■ WHAT IS REQUIRED
Find the lines holding the string "that" in the data, then copy all of them.

■ Dataset items
● ● ●
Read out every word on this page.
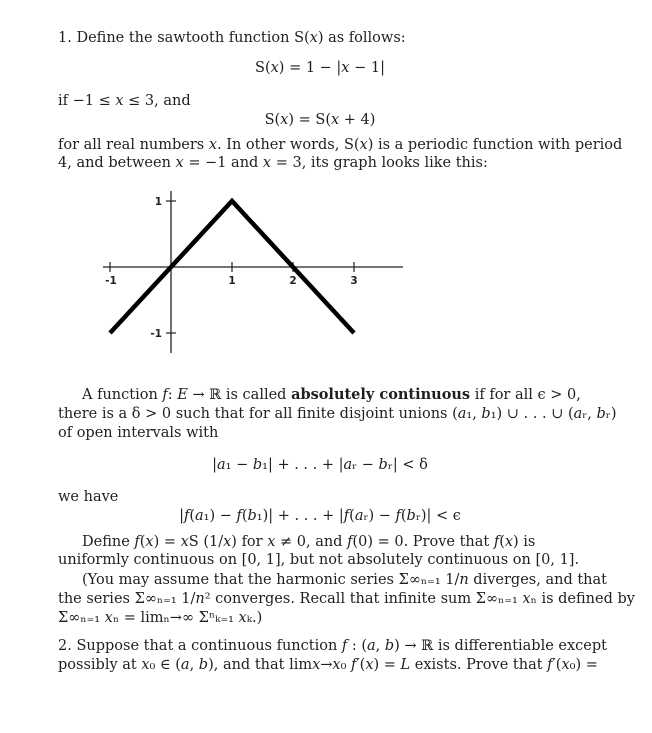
1. Define the sawtooth function S(𝑥) as follows:
S(𝑥) = 1 − |𝑥 − 1|
if −1 ≤ 𝑥 ≤ 3, and
S(𝑥) = S(𝑥 + 4)
for all real numbers 𝑥. In other words, S(𝑥) is a periodic function with period
4, and between 𝑥 = −1 and 𝑥 = 3, its graph looks like this:
-1	1	2	3
1
-1
A function 𝑓: 𝐸 → ℝ is called absolutely continuous if for all ϵ > 0,
there is a δ > 0 such that for all finite disjoint unions (𝑎₁, 𝑏₁) ∪ . . . ∪ (𝑎ᵣ, 𝑏ᵣ)
of open intervals with
|𝑎₁ − 𝑏₁| + . . . + |𝑎ᵣ − 𝑏ᵣ| < δ
we have
|𝑓(𝑎₁) − 𝑓(𝑏₁)| + . . . + |𝑓(𝑎ᵣ) − 𝑓(𝑏ᵣ)| < ϵ
Define 𝑓(𝑥) = 𝑥S (1/𝑥) for 𝑥 ≠ 0, and 𝑓(0) = 0. Prove that 𝑓(𝑥) is
uniformly continuous on [0, 1], but not absolutely continuous on [0, 1].
(You may assume that the harmonic series Σ∞ₙ₌₁ 1/𝑛 diverges, and that
the series Σ∞ₙ₌₁ 1/𝑛² converges. Recall that infinite sum Σ∞ₙ₌₁ 𝑥ₙ is defined by
Σ∞ₙ₌₁ 𝑥ₙ = limₙ→∞ Σⁿₖ₌₁ 𝑥ₖ.)
2. Suppose that a continuous function 𝑓 : (𝑎, 𝑏) → ℝ is differentiable except
possibly at 𝑥₀ ∈ (𝑎, 𝑏), and that lim𝑥→𝑥₀ 𝑓′(𝑥) = 𝐿 exists. Prove that 𝑓′(𝑥₀) =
● ● ●
■ REPLY TO THE TASK
there is a δ > 0 such that for all finite disjoint unions (𝑎₁, 𝑏₁) ∪ . . . ∪ (𝑎ᵣ, 𝑏ᵣ)
Define 𝑓(𝑥) = 𝑥S (1/𝑥) for 𝑥 ≠ 0, and 𝑓(0) = 0. Prove that 𝑓(𝑥) is
(You may assume that the harmonic series Σ∞ₙ₌₁ 1/𝑛 diverges, and that
the series Σ∞ₙ₌₁ 1/𝑛² converges. Recall that infinite sum Σ∞ₙ₌₁ 𝑥ₙ is defined by
2. Suppose that a continuous function 𝑓 : (𝑎, 𝑏) → ℝ is differentiable except
possibly at 𝑥₀ ∈ (𝑎, 𝑏), and that lim𝑥→𝑥₀ 𝑓′(𝑥) = 𝐿 exists. Prove that 𝑓′(𝑥₀) =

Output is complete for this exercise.